[llvm-dev] cuda __shfl_sync problem

Mon Sep 28 06:16:59 PDT 2020

I guess target-feature is a cc1 option. So maybe -Xclang -target-feature 
works.
However, given that you solved the problem, I'd call that a win ;)

~ Johannes

On 9/28/20 7:30 AM, George K wrote:
> I couldn't find `-target-feature`. I am on llvm 10. Has the interface 
> changed maybe?
>
> Fortunately, `-mattr=+ptx60 ` did the trick.
>
> George
>
> On 25-09-2020 17:05, Johannes Doerfert wrote:
>> Have you tried `-target-feature +ptx60`?
>>
>>
>> On 9/25/20 3:18 AM, George K wrote:
>>> Do you mean in llc? Because i don't see such an option i'm afraid.
>>>
>>> ~George
>>>
>>> On 24-09-2020 20:54, Johannes Doerfert wrote:
>>>> Not that I am an expert but it looks like it defaults to the 
>>>> minimal PTX version that supports the compute capability. You might 
>>>> be able to choose PTX 6.0 though.
>>>>
>>>> ~ Johannes
>>>>
>>>>
>>>> On 9/24/20 1:02 PM, George K via llvm-dev wrote:
>>>>> Hi,
>>>>>
>>>>> First of all, i'm not sure if i should be posting this here or in 
>>>>> cfe-dev, but here it goes.
>>>>>
>>>>> In order to instrument CUDA kernels i first generate device IR with:
>>>>>
>>>>> clang++ -x cuda --cuda-device-only -emit-llvm 
>>>>> --cuda-gpu-arch=sm_52 -o device.bc
>>>>>
>>>>> I also have a library that contains the instrumentation stubs for 
>>>>> which i generate IR similarly and i link it with the device IR 
>>>>> programmatically with Linker::linkModules(..)

Aim:
In the thread above about the CUDA __shfl_sync problem, which option did George say fixed his issue?

Extracted data:
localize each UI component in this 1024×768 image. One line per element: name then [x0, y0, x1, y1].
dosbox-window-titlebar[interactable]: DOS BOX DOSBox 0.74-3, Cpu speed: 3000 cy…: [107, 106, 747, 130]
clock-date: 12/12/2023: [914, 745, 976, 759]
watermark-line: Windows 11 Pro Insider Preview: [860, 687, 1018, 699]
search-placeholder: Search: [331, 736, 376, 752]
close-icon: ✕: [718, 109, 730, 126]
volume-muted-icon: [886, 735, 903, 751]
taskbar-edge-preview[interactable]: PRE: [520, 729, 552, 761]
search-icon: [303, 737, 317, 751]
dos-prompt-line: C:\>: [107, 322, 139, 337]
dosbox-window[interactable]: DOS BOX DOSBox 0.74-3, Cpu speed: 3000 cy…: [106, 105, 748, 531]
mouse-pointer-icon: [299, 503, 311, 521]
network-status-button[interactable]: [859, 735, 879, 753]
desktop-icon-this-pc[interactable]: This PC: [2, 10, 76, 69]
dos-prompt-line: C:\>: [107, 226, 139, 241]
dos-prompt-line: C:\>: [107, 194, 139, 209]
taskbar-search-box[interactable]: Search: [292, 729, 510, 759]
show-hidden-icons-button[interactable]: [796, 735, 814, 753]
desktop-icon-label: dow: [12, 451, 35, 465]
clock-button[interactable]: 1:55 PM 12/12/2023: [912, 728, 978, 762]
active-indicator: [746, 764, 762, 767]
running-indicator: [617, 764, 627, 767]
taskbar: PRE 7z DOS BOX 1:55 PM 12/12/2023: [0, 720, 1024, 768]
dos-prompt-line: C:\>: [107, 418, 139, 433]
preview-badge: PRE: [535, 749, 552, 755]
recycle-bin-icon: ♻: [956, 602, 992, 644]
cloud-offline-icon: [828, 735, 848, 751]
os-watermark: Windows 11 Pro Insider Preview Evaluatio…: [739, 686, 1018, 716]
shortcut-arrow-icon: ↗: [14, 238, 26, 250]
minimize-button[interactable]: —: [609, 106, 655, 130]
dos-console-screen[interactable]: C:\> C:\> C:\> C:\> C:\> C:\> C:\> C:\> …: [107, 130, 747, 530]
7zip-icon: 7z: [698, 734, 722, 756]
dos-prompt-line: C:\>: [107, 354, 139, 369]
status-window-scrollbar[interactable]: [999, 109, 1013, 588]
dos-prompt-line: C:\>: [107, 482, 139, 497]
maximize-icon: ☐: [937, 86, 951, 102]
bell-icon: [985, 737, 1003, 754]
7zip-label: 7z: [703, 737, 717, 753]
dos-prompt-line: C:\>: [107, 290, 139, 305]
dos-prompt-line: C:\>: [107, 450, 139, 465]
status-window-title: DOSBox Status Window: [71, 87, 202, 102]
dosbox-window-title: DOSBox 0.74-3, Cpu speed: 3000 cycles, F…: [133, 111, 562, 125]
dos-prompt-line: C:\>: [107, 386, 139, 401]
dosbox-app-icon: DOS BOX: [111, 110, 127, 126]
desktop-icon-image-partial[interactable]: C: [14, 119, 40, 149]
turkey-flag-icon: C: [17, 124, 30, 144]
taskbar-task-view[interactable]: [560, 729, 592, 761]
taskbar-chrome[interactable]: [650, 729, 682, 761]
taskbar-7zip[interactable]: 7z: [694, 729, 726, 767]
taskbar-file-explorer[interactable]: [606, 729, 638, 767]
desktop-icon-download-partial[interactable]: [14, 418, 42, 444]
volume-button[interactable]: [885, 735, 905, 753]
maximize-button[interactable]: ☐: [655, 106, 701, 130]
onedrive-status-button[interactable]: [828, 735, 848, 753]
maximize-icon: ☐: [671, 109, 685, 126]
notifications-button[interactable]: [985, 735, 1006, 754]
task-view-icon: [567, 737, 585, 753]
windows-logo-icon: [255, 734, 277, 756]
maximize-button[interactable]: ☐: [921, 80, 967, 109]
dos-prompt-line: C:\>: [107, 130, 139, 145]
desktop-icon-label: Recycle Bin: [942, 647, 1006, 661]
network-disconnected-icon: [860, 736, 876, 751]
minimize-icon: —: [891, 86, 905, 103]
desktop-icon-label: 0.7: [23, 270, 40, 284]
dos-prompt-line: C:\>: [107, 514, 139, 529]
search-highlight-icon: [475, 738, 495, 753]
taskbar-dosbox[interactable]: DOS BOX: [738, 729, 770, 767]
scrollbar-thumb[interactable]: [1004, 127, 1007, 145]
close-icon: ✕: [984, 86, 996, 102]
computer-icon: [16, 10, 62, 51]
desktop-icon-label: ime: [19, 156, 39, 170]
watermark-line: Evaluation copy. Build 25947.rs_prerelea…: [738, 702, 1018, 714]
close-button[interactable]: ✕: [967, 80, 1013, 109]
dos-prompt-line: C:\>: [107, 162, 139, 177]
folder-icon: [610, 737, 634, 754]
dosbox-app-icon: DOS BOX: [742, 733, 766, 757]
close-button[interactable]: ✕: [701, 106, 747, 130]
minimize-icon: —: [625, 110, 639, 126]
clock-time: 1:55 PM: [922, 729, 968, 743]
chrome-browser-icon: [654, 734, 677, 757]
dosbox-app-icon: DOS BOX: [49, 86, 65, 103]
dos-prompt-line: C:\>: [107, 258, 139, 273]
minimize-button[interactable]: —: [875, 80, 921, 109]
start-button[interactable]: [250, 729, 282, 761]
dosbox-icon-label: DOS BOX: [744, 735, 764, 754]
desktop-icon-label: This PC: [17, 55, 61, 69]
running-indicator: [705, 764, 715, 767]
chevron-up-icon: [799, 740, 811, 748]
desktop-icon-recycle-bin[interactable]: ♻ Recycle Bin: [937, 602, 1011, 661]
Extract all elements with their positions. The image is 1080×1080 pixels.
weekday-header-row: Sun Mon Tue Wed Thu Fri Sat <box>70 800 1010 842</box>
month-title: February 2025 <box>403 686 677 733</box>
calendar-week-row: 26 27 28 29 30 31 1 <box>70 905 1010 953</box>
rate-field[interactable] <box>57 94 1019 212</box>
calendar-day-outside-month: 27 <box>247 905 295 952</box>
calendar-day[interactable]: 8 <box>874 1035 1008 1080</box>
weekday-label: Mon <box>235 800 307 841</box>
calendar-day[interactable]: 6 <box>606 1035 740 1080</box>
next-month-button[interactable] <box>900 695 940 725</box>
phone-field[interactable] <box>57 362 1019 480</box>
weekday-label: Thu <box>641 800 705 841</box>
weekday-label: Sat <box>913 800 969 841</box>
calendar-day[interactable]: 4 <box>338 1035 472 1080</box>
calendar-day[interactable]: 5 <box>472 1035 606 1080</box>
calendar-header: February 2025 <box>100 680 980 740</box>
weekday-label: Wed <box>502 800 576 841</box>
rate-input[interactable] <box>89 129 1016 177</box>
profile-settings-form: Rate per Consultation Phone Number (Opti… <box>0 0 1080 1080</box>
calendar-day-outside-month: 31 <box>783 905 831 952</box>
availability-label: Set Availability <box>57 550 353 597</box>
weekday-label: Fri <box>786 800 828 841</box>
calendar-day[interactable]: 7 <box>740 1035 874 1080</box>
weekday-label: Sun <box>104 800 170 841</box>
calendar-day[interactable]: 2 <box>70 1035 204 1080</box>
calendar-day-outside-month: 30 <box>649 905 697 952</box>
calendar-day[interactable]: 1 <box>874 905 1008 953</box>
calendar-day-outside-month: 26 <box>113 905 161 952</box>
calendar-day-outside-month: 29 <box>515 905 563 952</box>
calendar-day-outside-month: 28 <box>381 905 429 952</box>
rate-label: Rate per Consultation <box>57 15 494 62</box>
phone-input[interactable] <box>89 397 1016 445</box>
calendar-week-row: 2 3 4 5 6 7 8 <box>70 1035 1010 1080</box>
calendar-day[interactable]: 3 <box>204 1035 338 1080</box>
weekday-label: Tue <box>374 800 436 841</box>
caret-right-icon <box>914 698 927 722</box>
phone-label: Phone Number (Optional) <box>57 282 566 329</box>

Completed task:
-mattr=+ptx60